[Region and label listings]
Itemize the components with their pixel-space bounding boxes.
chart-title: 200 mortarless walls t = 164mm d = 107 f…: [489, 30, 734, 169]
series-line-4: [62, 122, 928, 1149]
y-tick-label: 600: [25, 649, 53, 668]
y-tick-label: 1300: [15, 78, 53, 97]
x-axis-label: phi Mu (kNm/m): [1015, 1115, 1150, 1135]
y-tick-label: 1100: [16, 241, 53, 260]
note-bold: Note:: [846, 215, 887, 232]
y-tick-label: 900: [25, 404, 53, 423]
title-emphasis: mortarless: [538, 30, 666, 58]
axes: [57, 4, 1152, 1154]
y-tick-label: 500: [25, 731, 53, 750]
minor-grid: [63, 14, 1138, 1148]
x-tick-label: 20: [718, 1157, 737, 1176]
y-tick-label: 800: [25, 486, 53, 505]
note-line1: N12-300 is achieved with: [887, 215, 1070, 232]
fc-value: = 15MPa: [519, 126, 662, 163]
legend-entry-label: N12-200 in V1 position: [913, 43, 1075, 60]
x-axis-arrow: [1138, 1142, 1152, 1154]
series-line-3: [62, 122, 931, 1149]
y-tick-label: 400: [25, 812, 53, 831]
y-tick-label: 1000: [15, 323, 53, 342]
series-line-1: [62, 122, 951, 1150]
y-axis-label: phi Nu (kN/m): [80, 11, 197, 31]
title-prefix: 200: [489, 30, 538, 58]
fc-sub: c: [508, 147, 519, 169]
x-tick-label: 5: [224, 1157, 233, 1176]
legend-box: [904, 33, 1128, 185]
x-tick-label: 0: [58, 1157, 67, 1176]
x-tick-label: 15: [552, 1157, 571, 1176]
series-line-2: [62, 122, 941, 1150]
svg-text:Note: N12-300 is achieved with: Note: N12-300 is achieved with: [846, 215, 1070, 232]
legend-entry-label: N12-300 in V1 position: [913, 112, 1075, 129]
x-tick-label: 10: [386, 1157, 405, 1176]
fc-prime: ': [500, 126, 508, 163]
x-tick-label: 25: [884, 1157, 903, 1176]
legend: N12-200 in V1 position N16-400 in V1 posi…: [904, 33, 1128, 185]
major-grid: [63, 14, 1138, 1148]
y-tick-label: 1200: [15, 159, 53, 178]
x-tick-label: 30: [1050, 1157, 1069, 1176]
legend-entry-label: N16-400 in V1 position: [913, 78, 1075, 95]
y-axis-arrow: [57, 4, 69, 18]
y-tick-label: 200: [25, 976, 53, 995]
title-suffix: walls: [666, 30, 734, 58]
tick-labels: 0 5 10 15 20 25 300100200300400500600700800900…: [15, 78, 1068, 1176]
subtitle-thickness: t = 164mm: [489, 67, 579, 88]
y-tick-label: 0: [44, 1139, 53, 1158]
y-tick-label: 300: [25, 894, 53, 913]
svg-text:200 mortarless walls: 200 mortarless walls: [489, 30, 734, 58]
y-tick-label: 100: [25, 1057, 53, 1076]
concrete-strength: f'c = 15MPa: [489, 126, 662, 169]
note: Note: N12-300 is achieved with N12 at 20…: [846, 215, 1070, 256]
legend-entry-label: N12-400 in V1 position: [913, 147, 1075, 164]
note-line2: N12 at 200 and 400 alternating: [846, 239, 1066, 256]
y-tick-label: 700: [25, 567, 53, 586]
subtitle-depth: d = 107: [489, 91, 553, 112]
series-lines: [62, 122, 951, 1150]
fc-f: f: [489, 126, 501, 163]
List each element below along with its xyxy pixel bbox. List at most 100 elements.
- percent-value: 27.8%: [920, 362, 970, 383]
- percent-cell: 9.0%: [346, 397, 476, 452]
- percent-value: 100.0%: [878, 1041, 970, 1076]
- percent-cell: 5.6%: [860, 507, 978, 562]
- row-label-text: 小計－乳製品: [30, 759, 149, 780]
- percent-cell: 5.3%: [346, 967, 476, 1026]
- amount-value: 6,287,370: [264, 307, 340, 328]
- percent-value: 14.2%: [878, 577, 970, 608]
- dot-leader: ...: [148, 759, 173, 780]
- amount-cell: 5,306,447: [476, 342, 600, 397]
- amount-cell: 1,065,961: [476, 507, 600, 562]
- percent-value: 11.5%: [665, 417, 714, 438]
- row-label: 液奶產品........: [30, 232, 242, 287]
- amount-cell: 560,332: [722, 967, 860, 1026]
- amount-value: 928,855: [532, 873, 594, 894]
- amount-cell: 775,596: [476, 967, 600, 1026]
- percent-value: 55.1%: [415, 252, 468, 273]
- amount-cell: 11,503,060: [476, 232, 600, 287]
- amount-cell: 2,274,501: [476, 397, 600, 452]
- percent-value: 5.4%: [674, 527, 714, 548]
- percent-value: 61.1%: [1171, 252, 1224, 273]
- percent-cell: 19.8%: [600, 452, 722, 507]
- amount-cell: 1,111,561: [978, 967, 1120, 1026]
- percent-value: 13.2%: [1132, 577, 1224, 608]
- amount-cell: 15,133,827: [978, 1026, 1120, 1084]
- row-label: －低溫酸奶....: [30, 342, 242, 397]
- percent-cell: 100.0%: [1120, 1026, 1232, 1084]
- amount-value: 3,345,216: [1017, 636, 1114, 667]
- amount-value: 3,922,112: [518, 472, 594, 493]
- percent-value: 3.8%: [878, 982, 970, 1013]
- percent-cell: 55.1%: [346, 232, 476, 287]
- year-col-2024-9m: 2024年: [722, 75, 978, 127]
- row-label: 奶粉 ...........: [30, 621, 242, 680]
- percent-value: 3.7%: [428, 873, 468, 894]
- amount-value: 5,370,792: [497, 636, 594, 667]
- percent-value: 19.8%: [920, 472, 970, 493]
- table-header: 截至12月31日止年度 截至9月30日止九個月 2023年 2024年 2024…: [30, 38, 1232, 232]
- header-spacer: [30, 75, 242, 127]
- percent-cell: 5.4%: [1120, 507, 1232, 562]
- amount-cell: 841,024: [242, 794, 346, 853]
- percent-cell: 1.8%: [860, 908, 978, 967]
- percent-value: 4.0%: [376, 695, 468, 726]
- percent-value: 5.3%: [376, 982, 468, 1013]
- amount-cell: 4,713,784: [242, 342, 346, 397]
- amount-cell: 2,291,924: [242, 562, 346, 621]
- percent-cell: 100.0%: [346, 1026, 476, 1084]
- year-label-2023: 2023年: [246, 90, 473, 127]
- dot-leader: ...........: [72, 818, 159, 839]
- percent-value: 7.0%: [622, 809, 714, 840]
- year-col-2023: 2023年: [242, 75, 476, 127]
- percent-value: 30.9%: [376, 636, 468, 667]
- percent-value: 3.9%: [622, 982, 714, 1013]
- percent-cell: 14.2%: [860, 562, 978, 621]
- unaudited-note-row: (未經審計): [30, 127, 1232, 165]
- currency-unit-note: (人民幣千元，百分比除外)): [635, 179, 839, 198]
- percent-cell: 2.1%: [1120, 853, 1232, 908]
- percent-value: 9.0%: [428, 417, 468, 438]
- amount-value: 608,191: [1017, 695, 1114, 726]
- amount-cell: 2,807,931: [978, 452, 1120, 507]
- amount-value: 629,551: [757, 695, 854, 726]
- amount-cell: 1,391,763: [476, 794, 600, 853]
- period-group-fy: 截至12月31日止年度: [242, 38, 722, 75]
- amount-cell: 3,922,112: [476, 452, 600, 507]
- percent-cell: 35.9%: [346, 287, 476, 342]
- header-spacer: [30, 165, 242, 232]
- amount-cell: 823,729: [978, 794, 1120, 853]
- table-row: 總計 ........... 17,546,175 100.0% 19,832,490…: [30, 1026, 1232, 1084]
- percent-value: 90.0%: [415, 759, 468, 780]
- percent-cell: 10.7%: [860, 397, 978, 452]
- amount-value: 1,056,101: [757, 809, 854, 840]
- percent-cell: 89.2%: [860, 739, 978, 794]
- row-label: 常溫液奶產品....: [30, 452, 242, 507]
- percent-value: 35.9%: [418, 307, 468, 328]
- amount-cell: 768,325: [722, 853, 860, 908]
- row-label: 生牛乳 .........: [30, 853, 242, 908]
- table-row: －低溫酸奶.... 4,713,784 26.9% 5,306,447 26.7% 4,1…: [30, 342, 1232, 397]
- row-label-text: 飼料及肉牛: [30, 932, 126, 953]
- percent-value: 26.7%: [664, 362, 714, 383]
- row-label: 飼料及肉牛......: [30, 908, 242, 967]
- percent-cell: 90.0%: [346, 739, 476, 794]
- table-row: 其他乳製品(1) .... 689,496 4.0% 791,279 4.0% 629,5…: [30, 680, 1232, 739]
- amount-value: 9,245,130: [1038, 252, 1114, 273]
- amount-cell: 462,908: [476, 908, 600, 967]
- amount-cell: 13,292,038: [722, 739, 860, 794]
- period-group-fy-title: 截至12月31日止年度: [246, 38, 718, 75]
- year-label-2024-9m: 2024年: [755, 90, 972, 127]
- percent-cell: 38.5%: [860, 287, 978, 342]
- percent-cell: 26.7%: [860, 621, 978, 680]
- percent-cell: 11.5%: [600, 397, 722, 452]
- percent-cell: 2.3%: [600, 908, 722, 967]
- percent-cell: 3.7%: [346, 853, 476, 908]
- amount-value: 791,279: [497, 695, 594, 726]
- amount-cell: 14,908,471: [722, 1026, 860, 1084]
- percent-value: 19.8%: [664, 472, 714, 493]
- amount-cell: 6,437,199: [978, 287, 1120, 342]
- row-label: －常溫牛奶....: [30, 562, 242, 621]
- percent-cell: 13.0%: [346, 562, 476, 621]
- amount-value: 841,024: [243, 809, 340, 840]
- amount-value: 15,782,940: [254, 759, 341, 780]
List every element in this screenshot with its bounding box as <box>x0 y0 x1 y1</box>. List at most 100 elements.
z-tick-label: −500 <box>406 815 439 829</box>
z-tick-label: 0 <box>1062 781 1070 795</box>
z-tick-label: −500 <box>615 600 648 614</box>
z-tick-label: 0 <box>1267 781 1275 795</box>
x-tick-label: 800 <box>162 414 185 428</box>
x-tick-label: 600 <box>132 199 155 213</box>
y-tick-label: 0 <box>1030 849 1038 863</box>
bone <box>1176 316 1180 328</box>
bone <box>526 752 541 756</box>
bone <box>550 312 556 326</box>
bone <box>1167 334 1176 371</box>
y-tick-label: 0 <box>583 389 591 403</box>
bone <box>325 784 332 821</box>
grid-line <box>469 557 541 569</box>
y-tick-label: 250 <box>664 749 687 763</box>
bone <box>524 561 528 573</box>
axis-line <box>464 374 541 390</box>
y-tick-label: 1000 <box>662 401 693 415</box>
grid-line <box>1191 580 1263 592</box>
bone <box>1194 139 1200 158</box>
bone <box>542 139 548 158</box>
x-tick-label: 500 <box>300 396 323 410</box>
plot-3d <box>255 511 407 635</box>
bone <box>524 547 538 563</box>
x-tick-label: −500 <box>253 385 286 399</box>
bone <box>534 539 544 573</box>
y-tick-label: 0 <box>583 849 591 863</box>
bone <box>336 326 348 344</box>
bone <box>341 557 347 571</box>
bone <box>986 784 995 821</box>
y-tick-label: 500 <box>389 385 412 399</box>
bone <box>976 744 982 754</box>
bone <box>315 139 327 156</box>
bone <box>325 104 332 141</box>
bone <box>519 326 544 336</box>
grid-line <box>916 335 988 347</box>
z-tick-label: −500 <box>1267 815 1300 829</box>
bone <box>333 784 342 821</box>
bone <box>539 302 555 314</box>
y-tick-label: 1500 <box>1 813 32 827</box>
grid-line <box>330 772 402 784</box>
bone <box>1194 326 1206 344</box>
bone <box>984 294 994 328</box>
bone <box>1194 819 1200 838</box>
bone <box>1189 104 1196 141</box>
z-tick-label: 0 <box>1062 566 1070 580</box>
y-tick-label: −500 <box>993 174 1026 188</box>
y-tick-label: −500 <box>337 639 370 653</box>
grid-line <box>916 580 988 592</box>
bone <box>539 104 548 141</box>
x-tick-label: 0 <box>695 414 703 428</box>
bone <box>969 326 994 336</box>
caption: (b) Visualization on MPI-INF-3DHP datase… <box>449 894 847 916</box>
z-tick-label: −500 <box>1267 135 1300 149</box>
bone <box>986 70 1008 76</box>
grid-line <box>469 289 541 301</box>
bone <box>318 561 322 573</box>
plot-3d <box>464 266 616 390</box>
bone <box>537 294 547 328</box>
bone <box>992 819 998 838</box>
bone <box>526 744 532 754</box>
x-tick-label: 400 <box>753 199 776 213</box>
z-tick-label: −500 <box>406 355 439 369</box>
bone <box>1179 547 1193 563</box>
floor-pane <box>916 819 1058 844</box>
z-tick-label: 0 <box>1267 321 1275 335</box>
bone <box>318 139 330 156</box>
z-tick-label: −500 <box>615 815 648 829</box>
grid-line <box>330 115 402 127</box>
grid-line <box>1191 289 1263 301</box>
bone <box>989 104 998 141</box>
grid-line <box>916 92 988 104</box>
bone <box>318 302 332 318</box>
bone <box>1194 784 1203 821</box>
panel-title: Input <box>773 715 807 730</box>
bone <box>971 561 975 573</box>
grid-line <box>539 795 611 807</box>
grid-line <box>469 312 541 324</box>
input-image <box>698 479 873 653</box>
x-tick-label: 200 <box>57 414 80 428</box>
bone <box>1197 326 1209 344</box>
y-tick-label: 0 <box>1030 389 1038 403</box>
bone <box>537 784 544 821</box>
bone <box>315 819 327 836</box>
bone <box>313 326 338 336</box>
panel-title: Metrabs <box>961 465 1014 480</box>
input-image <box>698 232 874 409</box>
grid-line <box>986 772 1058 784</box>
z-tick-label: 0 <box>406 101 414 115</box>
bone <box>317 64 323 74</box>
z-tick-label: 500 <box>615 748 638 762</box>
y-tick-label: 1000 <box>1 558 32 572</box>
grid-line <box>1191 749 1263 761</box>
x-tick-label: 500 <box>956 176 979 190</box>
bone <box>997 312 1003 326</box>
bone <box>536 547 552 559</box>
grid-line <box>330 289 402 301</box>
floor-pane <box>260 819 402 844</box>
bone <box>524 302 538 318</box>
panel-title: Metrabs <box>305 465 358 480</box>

> **Direction**: Copy out the items from the very first line through the line containing "legend-entry-label: N12-200 in", including both ends, reproducing each line without change.

> **Problem solution**:
Itemize the components with their pixel-space bounding boxes.
chart-title: 200 mortarless walls t = 164mm d = 107 f…: [489, 30, 734, 169]
series-line-4: [62, 122, 928, 1149]
y-tick-label: 600: [25, 649, 53, 668]
y-tick-label: 1300: [15, 78, 53, 97]
x-axis-label: phi Mu (kNm/m): [1015, 1115, 1150, 1135]
y-tick-label: 1100: [16, 241, 53, 260]
note-bold: Note:: [846, 215, 887, 232]
y-tick-label: 900: [25, 404, 53, 423]
title-emphasis: mortarless: [538, 30, 666, 58]
axes: [57, 4, 1152, 1154]
y-tick-label: 500: [25, 731, 53, 750]
minor-grid: [63, 14, 1138, 1148]
x-tick-label: 20: [718, 1157, 737, 1176]
y-tick-label: 800: [25, 486, 53, 505]
note-line1: N12-300 is achieved with: [887, 215, 1070, 232]
fc-value: = 15MPa: [519, 126, 662, 163]
legend-entry-label: N12-200 in V1 position: [913, 43, 1075, 60]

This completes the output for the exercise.